> _BRIEF_
Present the data once more in exactly its original form.

Extracted data entries:
=======
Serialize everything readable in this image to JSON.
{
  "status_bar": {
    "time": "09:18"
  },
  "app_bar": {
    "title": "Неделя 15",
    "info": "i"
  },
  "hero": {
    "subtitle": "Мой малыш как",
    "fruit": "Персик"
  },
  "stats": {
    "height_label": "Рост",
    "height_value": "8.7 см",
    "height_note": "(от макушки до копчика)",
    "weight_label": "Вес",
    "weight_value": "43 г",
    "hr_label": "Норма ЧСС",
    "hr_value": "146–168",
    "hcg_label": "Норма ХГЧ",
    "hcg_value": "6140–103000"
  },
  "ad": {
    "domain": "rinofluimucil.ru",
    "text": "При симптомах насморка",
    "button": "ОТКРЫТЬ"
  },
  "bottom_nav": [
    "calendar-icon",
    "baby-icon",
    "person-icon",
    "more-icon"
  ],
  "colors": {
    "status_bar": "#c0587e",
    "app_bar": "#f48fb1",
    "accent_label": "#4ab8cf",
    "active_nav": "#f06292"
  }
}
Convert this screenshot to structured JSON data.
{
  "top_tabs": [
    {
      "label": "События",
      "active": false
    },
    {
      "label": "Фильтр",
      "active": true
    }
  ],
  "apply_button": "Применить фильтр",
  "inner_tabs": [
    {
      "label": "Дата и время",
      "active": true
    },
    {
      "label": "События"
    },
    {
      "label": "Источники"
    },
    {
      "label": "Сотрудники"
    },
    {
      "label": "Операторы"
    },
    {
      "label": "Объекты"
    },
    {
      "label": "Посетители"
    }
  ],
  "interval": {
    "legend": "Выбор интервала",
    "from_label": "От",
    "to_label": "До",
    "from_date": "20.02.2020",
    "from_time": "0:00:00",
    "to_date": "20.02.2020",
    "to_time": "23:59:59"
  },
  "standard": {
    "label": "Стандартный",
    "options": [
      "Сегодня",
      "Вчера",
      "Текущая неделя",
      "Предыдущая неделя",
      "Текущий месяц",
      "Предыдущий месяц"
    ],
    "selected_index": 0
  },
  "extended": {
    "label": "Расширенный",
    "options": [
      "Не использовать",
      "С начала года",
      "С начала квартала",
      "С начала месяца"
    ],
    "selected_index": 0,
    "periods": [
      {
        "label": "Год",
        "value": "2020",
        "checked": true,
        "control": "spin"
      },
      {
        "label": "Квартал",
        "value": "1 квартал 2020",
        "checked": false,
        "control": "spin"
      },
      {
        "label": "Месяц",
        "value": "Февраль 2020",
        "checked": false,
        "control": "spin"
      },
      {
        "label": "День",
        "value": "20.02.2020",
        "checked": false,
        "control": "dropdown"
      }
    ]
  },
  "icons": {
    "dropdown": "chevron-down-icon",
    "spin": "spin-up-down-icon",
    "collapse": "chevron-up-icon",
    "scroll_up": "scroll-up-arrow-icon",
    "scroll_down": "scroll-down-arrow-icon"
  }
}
=======
> _RESULT OF THE EXERCISE_
Serialize everything readable in this image to JSON.
{
  "status_bar": {
    "time": "09:18"
  },
  "app_bar": {
    "title": "Неделя 15",
    "info": "i"
  },
  "hero": {
    "subtitle": "Мой малыш как",
    "fruit": "Персик"
  },
  "stats": {
    "height_label": "Рост",
    "height_value": "8.7 см",
    "height_note": "(от макушки до копчика)",
    "weight_label": "Вес",
    "weight_value": "43 г",
    "hr_label": "Норма ЧСС",
    "hr_value": "146–168",
    "hcg_label": "Норма ХГЧ",
    "hcg_value": "6140–103000"
  },
  "ad": {
    "domain": "rinofluimucil.ru",
    "text": "При симптомах насморка",
    "button": "ОТКРЫТЬ"
  },
  "bottom_nav": [
    "calendar-icon",
    "baby-icon",
    "person-icon",
    "more-icon"
  ],
  "colors": {
    "status_bar": "#c0587e",
    "app_bar": "#f48fb1",
    "accent_label": "#4ab8cf",
    "active_nav": "#f06292"
  }
}
Convert this screenshot to structured JSON data.
{
  "top_tabs": [
    {
      "label": "События",
      "active": false
    },
    {
      "label": "Фильтр",
      "active": true
    }
  ],
  "apply_button": "Применить фильтр",
  "inner_tabs": [
    {
      "label": "Дата и время",
      "active": true
    },
    {
      "label": "События"
    },
    {
      "label": "Источники"
    },
    {
      "label": "Сотрудники"
    },
    {
      "label": "Операторы"
    },
    {
      "label": "Объекты"
    },
    {
      "label": "Посетители"
    }
  ],
  "interval": {
    "legend": "Выбор интервала",
    "from_label": "От",
    "to_label": "До",
    "from_date": "20.02.2020",
    "from_time": "0:00:00",
    "to_date": "20.02.2020",
    "to_time": "23:59:59"
  },
  "standard": {
    "label": "Стандартный",
    "options": [
      "Сегодня",
      "Вчера",
      "Текущая неделя",
      "Предыдущая неделя",
      "Текущий месяц",
      "Предыдущий месяц"
    ],
    "selected_index": 0
  },
  "extended": {
    "label": "Расширенный",
    "options": [
      "Не использовать",
      "С начала года",
      "С начала квартала",
      "С начала месяца"
    ],
    "selected_index": 0,
    "periods": [
      {
        "label": "Год",
        "value": "2020",
        "checked": true,
        "control": "spin"
      },
      {
        "label": "Квартал",
        "value": "1 квартал 2020",
        "checked": false,
        "control": "spin"
      },
      {
        "label": "Месяц",
        "value": "Февраль 2020",
        "checked": false,
        "control": "spin"
      },
      {
        "label": "День",
        "value": "20.02.2020",
        "checked": false,
        "control": "dropdown"
      }
    ]
  },
  "icons": {
    "dropdown": "chevron-down-icon",
    "spin": "spin-up-down-icon",
    "collapse": "chevron-up-icon",
    "scroll_up": "scroll-up-arrow-icon",
    "scroll_down": "scroll-down-arrow-icon"
  }
}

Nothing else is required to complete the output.